-- START Data rows --

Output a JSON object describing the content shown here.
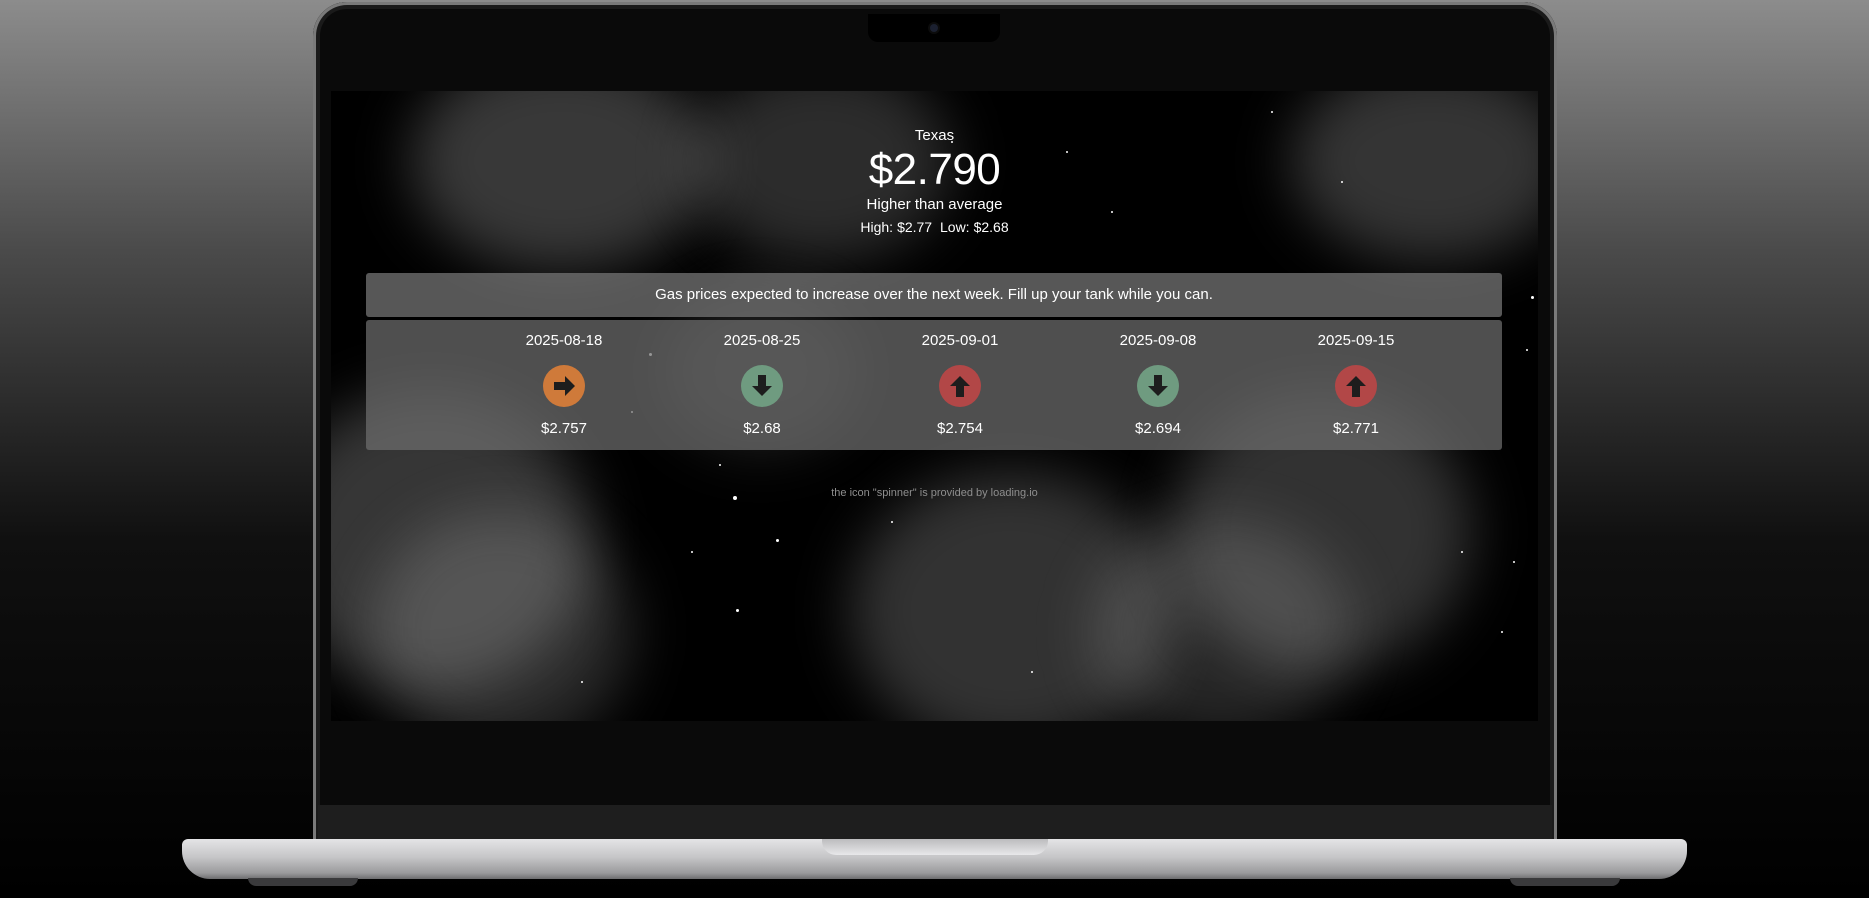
{
  "location": "Texas",
  "current_price": "$2.790",
  "average_note": "Higher than average",
  "high_label": "High:",
  "high_value": "$2.77",
  "low_label": "Low:",
  "low_value": "$2.68",
  "banner": "Gas prices expected to increase over the next week. Fill up your tank while you can.",
  "forecast": [
    {
      "date": "2025-08-18",
      "price": "$2.757",
      "trend": "right-arrow-icon",
      "color": "#cf7a3a"
    },
    {
      "date": "2025-08-25",
      "price": "$2.68",
      "trend": "down-arrow-icon",
      "color": "#6f9b80"
    },
    {
      "date": "2025-09-01",
      "price": "$2.754",
      "trend": "up-arrow-icon",
      "color": "#b24747"
    },
    {
      "date": "2025-09-08",
      "price": "$2.694",
      "trend": "down-arrow-icon",
      "color": "#6f9b80"
    },
    {
      "date": "2025-09-15",
      "price": "$2.771",
      "trend": "up-arrow-icon",
      "color": "#b24747"
    }
  ],
  "credit": {
    "prefix": "the icon \"spinner\" is provided by ",
    "link": "loading.io"
  }
}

-- END Data rows --

■ **The task**:
Print all of the records shown above exactly, leaving out each picture.

■ **Solution**:
Output a JSON object describing the content shown here.
{
  "location": "Texas",
  "current_price": "$2.790",
  "average_note": "Higher than average",
  "high_label": "High:",
  "high_value": "$2.77",
  "low_label": "Low:",
  "low_value": "$2.68",
  "banner": "Gas prices expected to increase over the next week. Fill up your tank while you can.",
  "forecast": [
    {
      "date": "2025-08-18",
      "price": "$2.757",
      "trend": "right-arrow-icon",
      "color": "#cf7a3a"
    },
    {
      "date": "2025-08-25",
      "price": "$2.68",
      "trend": "down-arrow-icon",
      "color": "#6f9b80"
    },
    {
      "date": "2025-09-01",
      "price": "$2.754",
      "trend": "up-arrow-icon",
      "color": "#b24747"
    },
    {
      "date": "2025-09-08",
      "price": "$2.694",
      "trend": "down-arrow-icon",
      "color": "#6f9b80"
    },
    {
      "date": "2025-09-15",
      "price": "$2.771",
      "trend": "up-arrow-icon",
      "color": "#b24747"
    }
  ],
  "credit": {
    "prefix": "the icon \"spinner\" is provided by ",
    "link": "loading.io"
  }
}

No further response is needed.